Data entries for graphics
Segment Open

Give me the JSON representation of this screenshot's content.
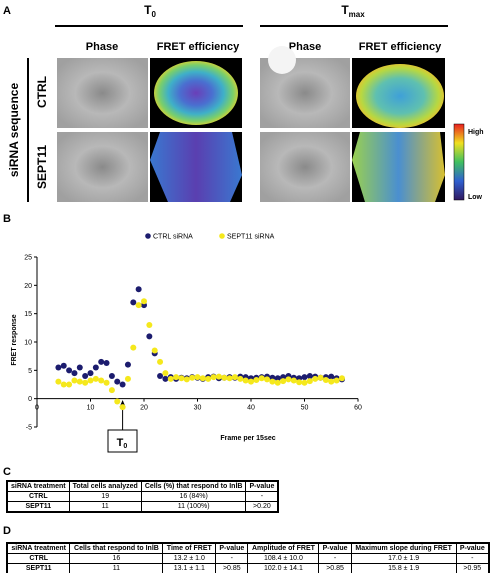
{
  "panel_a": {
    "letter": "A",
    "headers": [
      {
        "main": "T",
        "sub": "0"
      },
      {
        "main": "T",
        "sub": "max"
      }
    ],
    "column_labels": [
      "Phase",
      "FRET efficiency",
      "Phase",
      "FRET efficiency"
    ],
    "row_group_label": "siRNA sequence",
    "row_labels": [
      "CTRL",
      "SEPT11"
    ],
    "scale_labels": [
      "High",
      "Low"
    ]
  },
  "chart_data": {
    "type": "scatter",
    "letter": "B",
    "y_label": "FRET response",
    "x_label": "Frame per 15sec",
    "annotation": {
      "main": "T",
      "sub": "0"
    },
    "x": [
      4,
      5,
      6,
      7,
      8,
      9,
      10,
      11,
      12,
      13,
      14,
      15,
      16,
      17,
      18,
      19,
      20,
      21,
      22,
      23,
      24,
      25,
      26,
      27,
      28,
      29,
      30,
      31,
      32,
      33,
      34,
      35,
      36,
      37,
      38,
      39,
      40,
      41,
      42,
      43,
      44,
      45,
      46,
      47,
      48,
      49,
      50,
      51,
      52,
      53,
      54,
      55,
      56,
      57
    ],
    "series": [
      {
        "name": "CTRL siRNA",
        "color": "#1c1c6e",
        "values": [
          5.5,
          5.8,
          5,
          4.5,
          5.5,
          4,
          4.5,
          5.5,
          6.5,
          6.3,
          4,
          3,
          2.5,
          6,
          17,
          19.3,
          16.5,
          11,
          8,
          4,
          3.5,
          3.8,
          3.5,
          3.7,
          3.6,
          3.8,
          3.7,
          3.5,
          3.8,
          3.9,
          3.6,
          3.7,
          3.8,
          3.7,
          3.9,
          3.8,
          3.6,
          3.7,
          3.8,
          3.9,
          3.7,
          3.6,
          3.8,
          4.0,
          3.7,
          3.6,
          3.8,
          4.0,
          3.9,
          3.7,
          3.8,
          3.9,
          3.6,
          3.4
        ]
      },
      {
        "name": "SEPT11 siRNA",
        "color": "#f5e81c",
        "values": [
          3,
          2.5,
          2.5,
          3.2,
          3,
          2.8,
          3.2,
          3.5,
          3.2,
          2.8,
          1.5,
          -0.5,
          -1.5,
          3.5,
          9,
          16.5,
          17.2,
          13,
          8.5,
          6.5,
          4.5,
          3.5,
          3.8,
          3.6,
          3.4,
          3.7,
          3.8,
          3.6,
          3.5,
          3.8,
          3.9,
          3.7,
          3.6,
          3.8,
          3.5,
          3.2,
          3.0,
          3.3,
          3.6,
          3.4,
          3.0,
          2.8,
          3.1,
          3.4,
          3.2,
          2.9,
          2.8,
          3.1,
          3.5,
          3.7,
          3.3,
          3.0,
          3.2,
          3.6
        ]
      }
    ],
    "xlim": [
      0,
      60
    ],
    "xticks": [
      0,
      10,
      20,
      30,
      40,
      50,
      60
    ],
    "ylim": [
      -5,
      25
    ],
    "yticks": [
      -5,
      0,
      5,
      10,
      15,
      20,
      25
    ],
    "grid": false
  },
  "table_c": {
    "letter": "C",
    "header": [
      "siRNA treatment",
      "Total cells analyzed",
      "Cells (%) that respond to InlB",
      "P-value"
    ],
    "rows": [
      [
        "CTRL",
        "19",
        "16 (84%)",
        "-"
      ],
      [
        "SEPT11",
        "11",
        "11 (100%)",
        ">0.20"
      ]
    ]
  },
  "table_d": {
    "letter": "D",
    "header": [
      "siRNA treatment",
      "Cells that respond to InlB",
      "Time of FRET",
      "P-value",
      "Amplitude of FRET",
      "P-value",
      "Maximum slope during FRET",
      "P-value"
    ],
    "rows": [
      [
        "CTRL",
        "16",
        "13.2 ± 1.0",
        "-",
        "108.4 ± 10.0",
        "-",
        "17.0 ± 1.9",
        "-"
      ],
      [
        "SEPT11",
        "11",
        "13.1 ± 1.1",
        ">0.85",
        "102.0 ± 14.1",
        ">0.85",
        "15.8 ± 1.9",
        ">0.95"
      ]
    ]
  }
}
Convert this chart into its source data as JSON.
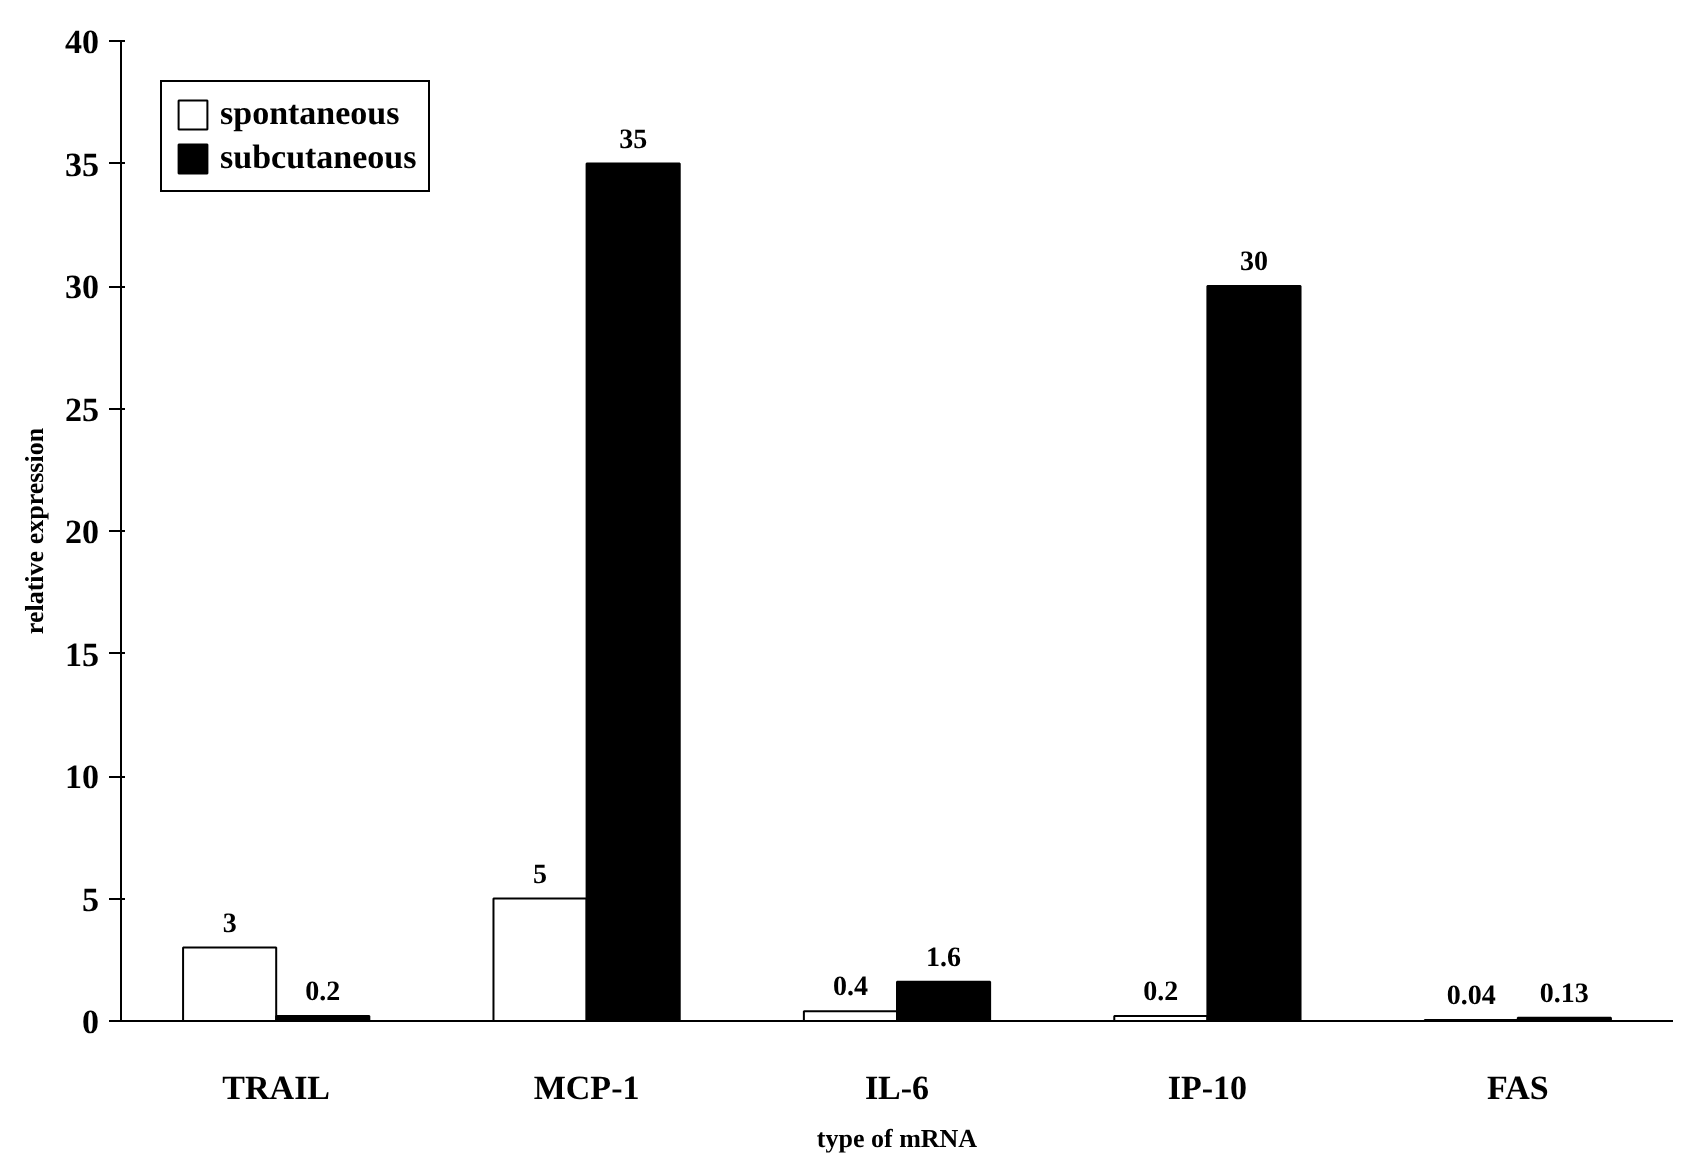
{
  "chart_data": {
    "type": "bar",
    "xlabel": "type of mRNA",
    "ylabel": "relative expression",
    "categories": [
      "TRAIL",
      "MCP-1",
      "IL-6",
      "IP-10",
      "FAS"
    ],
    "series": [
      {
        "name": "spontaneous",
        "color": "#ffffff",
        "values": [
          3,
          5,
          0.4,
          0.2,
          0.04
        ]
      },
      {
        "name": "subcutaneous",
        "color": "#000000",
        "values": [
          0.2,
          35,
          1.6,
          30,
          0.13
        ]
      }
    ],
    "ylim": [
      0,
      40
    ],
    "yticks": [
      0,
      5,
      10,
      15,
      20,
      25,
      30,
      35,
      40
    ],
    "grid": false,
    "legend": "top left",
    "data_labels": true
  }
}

Segment Closed
Segment Open

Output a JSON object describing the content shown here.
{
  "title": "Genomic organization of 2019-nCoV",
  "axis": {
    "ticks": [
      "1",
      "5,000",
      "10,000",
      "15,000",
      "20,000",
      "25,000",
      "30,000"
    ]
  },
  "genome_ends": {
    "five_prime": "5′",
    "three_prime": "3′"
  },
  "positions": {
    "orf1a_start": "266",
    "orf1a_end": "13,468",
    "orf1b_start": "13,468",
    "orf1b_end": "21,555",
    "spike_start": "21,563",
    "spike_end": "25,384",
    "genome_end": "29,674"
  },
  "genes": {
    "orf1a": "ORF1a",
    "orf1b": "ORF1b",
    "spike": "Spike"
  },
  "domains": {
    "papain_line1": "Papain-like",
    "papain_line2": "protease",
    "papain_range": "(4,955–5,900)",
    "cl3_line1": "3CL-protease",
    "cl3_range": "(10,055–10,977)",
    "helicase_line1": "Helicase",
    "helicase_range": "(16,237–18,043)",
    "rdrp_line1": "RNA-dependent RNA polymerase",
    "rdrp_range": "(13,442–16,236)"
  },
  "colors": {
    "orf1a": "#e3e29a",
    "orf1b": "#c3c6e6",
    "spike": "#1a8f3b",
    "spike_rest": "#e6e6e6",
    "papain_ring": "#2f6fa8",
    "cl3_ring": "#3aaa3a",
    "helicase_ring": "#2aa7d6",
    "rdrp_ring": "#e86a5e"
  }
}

Segment Closed
Segment Open

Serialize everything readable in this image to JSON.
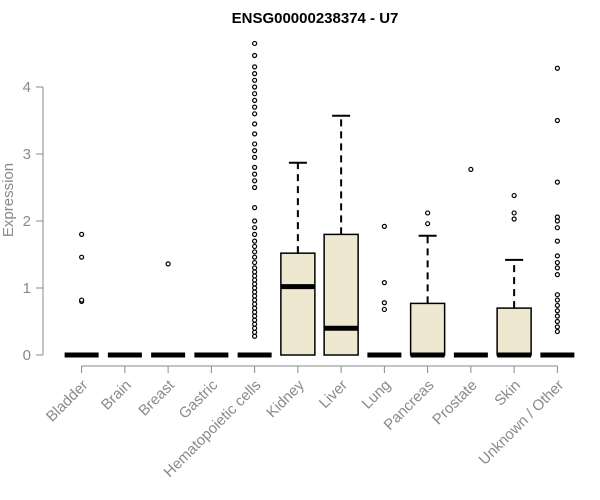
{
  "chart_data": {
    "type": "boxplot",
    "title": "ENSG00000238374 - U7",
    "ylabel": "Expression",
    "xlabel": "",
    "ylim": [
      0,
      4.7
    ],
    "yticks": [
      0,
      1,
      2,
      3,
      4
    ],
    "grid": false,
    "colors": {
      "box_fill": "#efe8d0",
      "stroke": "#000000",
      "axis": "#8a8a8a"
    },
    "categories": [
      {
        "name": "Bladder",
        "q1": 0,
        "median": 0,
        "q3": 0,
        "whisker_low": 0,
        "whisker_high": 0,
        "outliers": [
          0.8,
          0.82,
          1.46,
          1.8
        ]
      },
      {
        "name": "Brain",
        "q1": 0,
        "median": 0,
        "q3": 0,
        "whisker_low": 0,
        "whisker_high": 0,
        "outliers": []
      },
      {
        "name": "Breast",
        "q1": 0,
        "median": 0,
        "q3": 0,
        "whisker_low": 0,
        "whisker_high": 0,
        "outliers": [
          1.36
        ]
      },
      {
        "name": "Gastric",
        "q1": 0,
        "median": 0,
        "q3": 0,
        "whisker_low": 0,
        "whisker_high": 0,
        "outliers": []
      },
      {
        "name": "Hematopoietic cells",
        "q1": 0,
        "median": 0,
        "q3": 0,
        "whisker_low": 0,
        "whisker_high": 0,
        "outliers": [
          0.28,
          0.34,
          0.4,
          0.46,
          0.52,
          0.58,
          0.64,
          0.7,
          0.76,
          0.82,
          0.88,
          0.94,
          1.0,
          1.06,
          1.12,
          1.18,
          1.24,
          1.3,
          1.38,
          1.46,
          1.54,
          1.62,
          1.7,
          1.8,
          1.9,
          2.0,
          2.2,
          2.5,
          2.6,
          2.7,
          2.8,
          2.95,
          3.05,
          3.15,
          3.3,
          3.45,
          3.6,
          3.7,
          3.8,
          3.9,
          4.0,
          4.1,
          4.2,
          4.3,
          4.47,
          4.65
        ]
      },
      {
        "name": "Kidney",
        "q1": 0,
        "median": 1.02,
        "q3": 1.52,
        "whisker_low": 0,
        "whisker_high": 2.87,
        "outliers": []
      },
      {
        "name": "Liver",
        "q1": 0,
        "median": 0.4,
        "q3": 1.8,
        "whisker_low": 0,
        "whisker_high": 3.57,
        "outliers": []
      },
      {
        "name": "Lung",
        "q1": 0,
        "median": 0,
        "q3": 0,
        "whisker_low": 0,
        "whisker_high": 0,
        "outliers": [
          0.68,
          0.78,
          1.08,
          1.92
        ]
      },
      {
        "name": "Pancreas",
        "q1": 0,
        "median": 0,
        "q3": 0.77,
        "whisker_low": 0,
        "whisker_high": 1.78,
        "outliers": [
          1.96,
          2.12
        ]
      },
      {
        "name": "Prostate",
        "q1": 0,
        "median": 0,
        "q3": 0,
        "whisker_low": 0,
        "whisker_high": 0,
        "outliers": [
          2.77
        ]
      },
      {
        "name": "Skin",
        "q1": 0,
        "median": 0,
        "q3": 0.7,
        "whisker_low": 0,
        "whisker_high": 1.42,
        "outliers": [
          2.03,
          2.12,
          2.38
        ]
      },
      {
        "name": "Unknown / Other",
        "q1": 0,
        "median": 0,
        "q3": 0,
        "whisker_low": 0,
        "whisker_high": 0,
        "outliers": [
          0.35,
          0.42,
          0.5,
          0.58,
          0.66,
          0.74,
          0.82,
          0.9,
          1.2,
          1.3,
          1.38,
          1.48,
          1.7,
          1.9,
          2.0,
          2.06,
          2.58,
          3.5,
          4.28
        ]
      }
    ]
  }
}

Segment Closed

**WORK TASK**
For every line of the records with the string "siRNA", add one to a tally; give the final tally alone.

**TASK RESULT**
5